*** READING PASSAGE ***
Re: [PATCH] mremap: fix race between mremap() and page cleanning

Aaron Lu <aaron.lu@xxxxxxxxx> · Thu, 17 Nov 2016 15:45:38 +0800

+LKML.

Also attached the kernel patch that enlarges the race window and the
user space test code raceremap.c, which you can put in will-it-scale's
tests directory and run it as:
# ./raceremap_threads -t 2 -s 1

Make sure "cpu0 runs" appeared in the first line.

If you get SEGFAULT:
[aaron@aaronlu will-it-scale]$ sudo ./raceremap_threads -t 2 -s 1
cpu0 runs
cpu1 runs
cpu0: going to remap
testcase:mremap
warmup
cpu1: going to clean the page
cpu1: going to write 2
min:0 max:0 total:0
min:0 max:0 total:0
cpu0: remap done
Segmentation fault

That means the race doesn't occur.

If you get "*cpu1 wrote 2 gets lost":
[aaron@aaronlu will-it-scale]$ sudo ./raceremap_threads -t 2 -s 1
cpu1 runs
testcase:mremap
warmup
cpu0 runs
cpu0: going to remap
cpu1: going to clean the page
cpu1: going to write 2
cpu1 wrote 2
min:0 max:0 total:0
min:0 max:0 total:0
cpu0: remap done
*cpu1 wrote 2 gets lost

That means the race occurred.

Thanks,
Aaron

On Thu, Nov 10, 2016 at 05:16:33PM +0800, Aaron Lu wrote:
> Prior to 3.15, there was a race between zap_pte_range() and
> page_mkclean() where writes to a page could be lost.  Dave Hansen
> discovered by inspection that there is a similar race between
> move_ptes() and  page_mkclean().
> 
> We've been able to reproduce the issue by enlarging the race window with
> a msleep(), but have not been able to hit it without modifying the code.
> So, we think it's a real issue, but is difficult or impossible to hit
> in practice.
> 
> The zap_pte_range() issue is fixed by commit 1cf35d47712d("mm: split
> 'tlb_flush_mmu()' into tlb flushing and memory freeing parts"). And
> this patch is to fix the race between page_mkclean() and mremap().
> 
> Here is one possible way to hit the race: suppose a process mmapped a
> file with READ | WRITE and SHARED, it has two threads and they are bound
> to 2 different CPUs, e.g. CPU1 and CPU2. mmap returned X, then thread 1
> did a write to addr X so that CPU1 now has a writable TLB for addr X
> on it. Thread 2 starts mremaping from addr X to Y while thread 1 cleaned
> the page and then did another write to the old addr X again. The 2nd
> write from thread 1 could succeed but the value will get lost.
*** EXERCISE MATERIAL ***
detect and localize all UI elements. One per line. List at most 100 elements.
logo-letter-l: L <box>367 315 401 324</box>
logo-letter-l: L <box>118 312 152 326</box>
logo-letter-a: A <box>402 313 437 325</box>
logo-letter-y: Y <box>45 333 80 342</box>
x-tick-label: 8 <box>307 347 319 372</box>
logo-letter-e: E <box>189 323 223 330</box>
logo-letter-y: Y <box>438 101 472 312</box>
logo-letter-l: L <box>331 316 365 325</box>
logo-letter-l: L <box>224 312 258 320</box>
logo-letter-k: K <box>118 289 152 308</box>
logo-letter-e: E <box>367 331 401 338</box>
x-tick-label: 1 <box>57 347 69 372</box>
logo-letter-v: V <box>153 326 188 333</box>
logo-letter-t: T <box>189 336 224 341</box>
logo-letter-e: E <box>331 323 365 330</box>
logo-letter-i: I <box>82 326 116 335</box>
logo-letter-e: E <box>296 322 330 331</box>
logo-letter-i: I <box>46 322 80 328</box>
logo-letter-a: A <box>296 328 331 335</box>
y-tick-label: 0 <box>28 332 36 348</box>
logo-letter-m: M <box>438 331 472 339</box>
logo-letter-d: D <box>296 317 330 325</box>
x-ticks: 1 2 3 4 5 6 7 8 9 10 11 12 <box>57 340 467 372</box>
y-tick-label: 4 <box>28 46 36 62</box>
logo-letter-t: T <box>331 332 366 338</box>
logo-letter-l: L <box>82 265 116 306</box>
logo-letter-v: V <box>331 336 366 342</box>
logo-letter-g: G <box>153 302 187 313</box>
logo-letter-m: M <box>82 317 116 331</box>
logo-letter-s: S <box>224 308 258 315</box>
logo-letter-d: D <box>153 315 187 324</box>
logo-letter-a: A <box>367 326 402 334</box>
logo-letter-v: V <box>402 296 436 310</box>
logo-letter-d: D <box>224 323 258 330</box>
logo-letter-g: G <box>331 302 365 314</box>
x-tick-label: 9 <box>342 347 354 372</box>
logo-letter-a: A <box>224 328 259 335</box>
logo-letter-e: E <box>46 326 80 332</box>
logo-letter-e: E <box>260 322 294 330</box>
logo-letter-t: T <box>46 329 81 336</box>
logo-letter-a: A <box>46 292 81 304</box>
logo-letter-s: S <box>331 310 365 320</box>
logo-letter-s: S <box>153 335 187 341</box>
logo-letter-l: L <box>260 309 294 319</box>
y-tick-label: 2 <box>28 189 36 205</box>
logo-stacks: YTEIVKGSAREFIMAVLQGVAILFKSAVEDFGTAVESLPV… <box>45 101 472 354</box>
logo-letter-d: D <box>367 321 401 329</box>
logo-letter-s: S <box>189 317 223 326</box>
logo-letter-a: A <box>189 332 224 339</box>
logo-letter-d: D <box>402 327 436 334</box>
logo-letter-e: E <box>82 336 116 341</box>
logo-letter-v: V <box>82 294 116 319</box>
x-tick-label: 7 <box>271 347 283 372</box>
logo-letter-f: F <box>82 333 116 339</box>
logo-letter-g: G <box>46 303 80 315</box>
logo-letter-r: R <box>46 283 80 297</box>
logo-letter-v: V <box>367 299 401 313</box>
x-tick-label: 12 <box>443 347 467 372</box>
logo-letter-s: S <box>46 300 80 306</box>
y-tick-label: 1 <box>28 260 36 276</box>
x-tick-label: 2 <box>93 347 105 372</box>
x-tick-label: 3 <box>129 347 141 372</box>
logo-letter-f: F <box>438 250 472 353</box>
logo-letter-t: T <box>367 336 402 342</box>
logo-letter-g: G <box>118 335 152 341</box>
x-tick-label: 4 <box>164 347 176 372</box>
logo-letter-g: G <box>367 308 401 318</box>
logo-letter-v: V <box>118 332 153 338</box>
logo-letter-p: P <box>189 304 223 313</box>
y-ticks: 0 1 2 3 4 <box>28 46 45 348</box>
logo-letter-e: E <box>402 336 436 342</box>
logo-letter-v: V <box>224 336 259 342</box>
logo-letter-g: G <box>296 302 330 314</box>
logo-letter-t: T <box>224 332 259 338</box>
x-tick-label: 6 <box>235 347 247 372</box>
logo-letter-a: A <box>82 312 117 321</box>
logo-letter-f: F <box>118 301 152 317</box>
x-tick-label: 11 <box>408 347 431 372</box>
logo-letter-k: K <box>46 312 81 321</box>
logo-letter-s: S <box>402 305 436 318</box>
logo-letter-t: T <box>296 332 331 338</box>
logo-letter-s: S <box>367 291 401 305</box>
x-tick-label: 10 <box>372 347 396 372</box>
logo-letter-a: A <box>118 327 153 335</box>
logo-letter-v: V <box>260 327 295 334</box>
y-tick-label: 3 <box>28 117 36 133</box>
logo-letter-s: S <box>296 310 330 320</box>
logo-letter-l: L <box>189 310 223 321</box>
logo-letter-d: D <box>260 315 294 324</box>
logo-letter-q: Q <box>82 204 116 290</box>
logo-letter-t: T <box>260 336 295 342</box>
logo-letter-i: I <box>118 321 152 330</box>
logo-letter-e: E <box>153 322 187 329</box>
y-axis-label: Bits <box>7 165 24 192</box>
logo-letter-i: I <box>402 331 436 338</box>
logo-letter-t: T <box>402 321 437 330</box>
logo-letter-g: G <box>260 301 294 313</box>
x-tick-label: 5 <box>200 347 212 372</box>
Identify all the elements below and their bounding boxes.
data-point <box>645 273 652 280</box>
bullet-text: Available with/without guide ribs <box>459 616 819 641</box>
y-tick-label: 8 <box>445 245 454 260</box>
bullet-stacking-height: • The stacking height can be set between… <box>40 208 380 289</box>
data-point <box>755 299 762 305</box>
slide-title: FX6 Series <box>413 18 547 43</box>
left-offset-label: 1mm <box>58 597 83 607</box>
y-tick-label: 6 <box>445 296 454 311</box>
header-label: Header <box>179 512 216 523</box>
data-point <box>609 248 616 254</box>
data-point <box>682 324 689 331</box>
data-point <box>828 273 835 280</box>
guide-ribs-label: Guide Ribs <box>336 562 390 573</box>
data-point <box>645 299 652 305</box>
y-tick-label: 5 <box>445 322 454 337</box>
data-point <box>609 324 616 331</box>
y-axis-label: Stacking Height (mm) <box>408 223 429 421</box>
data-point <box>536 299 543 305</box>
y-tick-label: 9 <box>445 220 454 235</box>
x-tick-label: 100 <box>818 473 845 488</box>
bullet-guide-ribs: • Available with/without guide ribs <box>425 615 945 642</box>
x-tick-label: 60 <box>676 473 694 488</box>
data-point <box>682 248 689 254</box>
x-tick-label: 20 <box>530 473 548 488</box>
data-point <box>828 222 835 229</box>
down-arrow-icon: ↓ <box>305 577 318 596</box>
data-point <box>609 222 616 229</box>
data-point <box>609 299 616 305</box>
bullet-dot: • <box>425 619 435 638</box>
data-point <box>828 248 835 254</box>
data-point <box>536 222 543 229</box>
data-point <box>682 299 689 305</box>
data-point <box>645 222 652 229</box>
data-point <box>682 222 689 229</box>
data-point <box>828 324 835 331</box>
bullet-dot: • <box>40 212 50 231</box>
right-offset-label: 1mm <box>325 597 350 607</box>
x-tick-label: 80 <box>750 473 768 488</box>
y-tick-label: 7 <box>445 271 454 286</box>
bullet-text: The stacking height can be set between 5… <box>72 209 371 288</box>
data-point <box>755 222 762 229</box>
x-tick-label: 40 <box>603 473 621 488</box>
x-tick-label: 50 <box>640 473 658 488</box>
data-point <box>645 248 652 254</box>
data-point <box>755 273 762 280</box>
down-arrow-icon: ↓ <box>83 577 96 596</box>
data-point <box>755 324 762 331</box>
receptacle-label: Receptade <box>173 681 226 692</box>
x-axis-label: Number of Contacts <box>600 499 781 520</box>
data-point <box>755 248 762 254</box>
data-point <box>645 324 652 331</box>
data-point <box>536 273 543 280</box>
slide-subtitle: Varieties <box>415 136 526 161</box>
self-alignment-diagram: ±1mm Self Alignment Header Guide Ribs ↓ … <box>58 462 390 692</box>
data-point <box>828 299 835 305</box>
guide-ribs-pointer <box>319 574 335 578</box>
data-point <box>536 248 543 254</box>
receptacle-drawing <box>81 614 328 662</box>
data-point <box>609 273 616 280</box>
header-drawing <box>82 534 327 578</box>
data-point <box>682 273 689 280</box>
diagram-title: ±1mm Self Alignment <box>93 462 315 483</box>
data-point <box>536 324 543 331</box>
***
### COMPLETE THE FOLLOWING
• a. According to the mremap race message, what does a segmentation fault from the test mean?
• b. Copy the records word for word, from their first line through the line that contains "logo-letter-s: S <box>224 308 258 315</box>", including both of those lines.

### PER-TASK ANSWERS
• a. It means the race doesn't occur.

• b.
detect and localize all UI elements. One per line. List at most 100 elements.
logo-letter-l: L <box>367 315 401 324</box>
logo-letter-l: L <box>118 312 152 326</box>
logo-letter-a: A <box>402 313 437 325</box>
logo-letter-y: Y <box>45 333 80 342</box>
x-tick-label: 8 <box>307 347 319 372</box>
logo-letter-e: E <box>189 323 223 330</box>
logo-letter-y: Y <box>438 101 472 312</box>
logo-letter-l: L <box>331 316 365 325</box>
logo-letter-l: L <box>224 312 258 320</box>
logo-letter-k: K <box>118 289 152 308</box>
logo-letter-e: E <box>367 331 401 338</box>
x-tick-label: 1 <box>57 347 69 372</box>
logo-letter-v: V <box>153 326 188 333</box>
logo-letter-t: T <box>189 336 224 341</box>
logo-letter-e: E <box>331 323 365 330</box>
logo-letter-i: I <box>82 326 116 335</box>
logo-letter-e: E <box>296 322 330 331</box>
logo-letter-i: I <box>46 322 80 328</box>
logo-letter-a: A <box>296 328 331 335</box>
y-tick-label: 0 <box>28 332 36 348</box>
logo-letter-m: M <box>438 331 472 339</box>
logo-letter-d: D <box>296 317 330 325</box>
x-ticks: 1 2 3 4 5 6 7 8 9 10 11 12 <box>57 340 467 372</box>
y-tick-label: 4 <box>28 46 36 62</box>
logo-letter-t: T <box>331 332 366 338</box>
logo-letter-l: L <box>82 265 116 306</box>
logo-letter-v: V <box>331 336 366 342</box>
logo-letter-g: G <box>153 302 187 313</box>
logo-letter-m: M <box>82 317 116 331</box>
logo-letter-s: S <box>224 308 258 315</box>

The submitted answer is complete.